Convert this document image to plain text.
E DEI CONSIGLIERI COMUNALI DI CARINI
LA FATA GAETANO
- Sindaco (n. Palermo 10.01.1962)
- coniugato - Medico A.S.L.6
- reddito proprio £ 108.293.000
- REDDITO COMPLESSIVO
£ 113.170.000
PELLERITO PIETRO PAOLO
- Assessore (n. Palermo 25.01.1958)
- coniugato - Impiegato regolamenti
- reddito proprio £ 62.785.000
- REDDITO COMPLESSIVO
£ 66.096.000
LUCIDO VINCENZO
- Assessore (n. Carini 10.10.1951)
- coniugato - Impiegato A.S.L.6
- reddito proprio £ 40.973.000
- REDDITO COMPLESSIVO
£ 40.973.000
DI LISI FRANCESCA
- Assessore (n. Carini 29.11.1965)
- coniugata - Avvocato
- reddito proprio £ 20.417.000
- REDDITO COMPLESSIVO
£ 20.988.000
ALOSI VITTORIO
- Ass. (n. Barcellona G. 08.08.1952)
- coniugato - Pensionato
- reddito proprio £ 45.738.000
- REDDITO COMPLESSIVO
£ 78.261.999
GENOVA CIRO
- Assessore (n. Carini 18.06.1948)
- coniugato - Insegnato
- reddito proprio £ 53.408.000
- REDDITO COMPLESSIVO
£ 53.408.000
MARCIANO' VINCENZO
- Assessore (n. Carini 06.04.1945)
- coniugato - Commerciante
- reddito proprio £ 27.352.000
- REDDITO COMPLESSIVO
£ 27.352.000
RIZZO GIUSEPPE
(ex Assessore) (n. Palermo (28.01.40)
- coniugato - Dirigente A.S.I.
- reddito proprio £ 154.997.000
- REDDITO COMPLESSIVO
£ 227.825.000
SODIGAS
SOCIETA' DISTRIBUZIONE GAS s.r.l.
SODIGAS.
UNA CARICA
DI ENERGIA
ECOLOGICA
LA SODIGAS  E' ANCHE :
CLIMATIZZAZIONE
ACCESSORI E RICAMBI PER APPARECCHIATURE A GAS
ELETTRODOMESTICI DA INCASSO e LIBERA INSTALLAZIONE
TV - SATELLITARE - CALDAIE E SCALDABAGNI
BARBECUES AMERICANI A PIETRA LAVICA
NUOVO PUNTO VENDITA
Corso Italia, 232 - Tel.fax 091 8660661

******************************

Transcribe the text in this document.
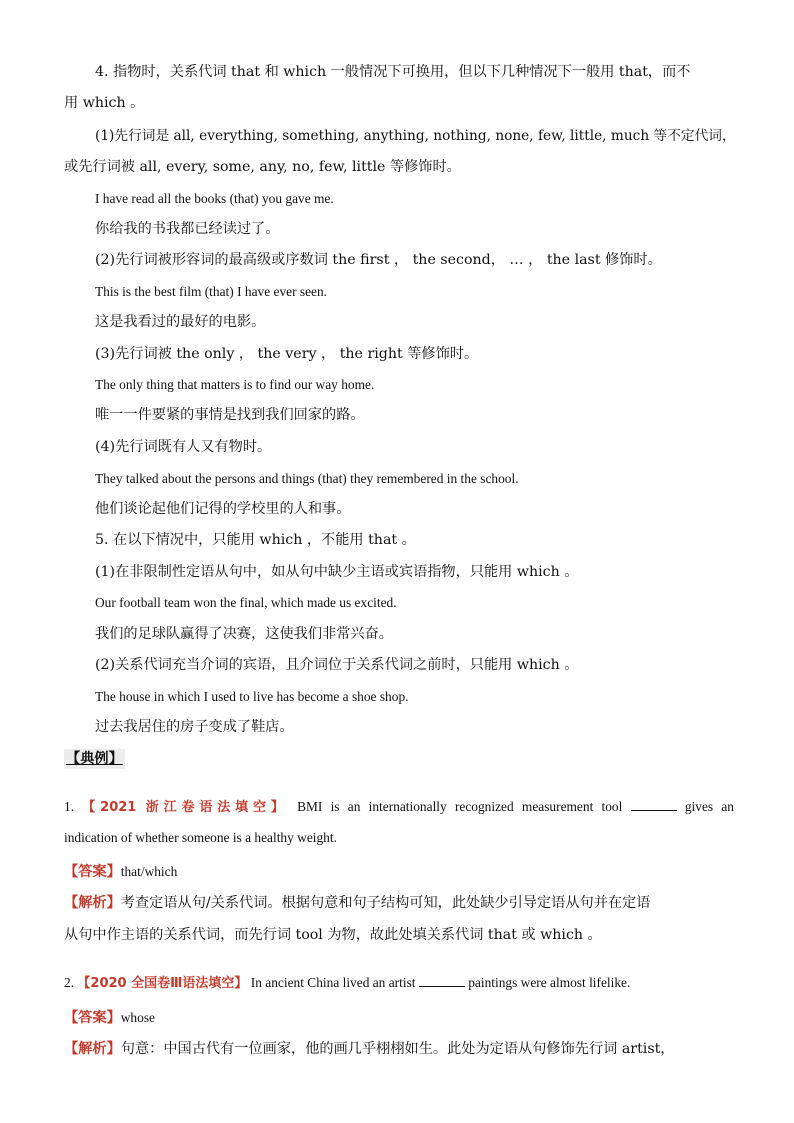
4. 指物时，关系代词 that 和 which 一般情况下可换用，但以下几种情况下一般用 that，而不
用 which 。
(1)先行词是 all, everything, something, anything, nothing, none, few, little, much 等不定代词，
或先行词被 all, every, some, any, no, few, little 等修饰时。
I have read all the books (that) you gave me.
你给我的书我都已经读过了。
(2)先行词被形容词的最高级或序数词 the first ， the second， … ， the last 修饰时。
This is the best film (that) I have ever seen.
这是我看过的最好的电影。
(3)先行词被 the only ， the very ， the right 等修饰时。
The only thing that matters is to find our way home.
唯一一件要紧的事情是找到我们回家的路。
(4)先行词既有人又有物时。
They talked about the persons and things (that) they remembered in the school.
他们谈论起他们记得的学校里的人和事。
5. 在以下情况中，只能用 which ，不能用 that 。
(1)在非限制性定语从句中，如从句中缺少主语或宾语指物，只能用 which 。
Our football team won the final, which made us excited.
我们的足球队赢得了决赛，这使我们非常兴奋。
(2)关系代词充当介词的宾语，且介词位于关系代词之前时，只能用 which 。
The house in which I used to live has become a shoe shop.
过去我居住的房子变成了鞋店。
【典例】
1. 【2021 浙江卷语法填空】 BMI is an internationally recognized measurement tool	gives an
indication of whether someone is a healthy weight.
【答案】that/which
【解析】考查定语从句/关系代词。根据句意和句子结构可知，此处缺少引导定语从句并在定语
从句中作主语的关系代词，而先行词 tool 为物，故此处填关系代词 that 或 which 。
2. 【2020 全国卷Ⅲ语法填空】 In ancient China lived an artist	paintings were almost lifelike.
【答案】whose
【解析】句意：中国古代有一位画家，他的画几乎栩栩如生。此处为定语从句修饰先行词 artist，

******************************

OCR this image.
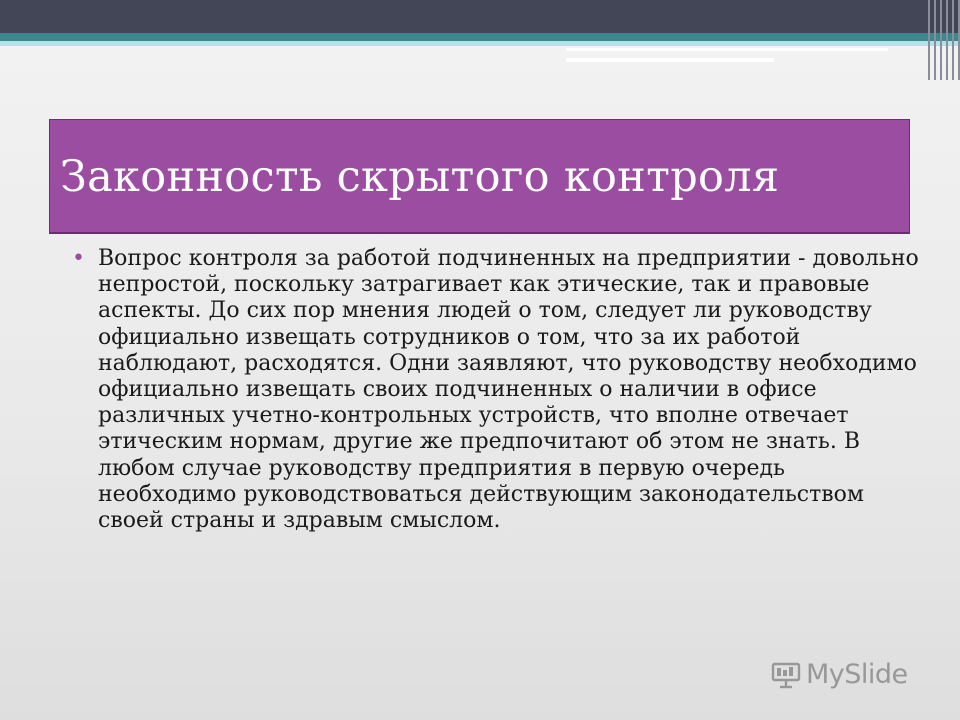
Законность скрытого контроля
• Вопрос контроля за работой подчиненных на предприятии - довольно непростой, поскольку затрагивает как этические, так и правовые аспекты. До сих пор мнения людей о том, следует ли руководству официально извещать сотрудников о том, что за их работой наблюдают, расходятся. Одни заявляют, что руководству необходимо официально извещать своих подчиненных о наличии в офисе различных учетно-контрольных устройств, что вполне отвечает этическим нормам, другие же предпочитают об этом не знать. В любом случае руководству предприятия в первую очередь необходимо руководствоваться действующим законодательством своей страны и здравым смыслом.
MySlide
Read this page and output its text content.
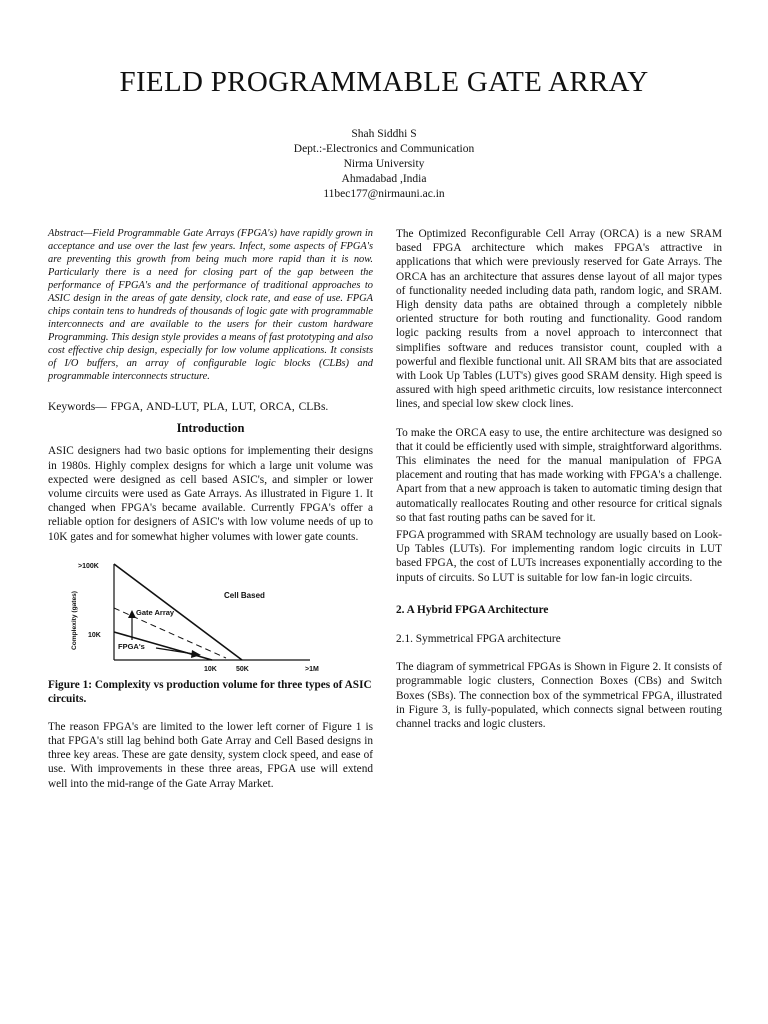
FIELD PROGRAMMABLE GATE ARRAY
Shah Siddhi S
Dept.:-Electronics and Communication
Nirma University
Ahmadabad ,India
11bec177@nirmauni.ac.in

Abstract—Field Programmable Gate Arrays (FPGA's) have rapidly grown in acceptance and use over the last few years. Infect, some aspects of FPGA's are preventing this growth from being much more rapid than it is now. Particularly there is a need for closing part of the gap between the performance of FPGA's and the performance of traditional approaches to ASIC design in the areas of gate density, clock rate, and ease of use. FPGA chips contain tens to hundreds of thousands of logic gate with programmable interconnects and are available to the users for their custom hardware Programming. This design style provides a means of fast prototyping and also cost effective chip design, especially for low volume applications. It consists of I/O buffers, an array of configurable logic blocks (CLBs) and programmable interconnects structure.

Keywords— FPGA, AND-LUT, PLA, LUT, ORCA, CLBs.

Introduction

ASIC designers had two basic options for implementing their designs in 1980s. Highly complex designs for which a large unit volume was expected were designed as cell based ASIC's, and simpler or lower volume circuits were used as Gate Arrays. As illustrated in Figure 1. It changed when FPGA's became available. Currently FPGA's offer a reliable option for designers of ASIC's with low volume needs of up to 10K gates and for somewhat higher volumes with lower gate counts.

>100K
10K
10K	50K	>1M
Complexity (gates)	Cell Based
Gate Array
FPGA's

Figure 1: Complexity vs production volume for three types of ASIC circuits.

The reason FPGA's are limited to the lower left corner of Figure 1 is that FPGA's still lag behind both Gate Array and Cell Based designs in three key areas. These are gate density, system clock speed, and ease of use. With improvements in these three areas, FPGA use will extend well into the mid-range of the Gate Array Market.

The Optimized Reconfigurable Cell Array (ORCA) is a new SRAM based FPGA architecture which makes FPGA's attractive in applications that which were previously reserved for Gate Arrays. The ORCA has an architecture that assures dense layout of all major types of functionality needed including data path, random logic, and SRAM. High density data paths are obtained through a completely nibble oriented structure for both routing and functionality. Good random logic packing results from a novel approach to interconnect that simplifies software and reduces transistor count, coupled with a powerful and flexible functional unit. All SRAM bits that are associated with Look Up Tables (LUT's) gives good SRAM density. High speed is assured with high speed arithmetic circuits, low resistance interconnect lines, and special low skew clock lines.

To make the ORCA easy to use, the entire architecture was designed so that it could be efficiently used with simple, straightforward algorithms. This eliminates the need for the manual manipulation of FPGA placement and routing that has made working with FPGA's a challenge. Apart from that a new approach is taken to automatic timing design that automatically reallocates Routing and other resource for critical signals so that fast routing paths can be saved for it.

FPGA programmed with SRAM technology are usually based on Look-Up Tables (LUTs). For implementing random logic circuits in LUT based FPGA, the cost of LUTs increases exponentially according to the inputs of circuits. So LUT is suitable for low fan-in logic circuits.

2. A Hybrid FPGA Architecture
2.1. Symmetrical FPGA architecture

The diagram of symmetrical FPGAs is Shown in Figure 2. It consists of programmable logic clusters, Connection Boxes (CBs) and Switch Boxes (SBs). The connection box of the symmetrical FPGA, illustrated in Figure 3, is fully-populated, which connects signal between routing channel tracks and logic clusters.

******************************

* **Do this**: Work out how many lines of the listing above include the word "Palermo". Reply with nothing but the count.

* **Result below**: 3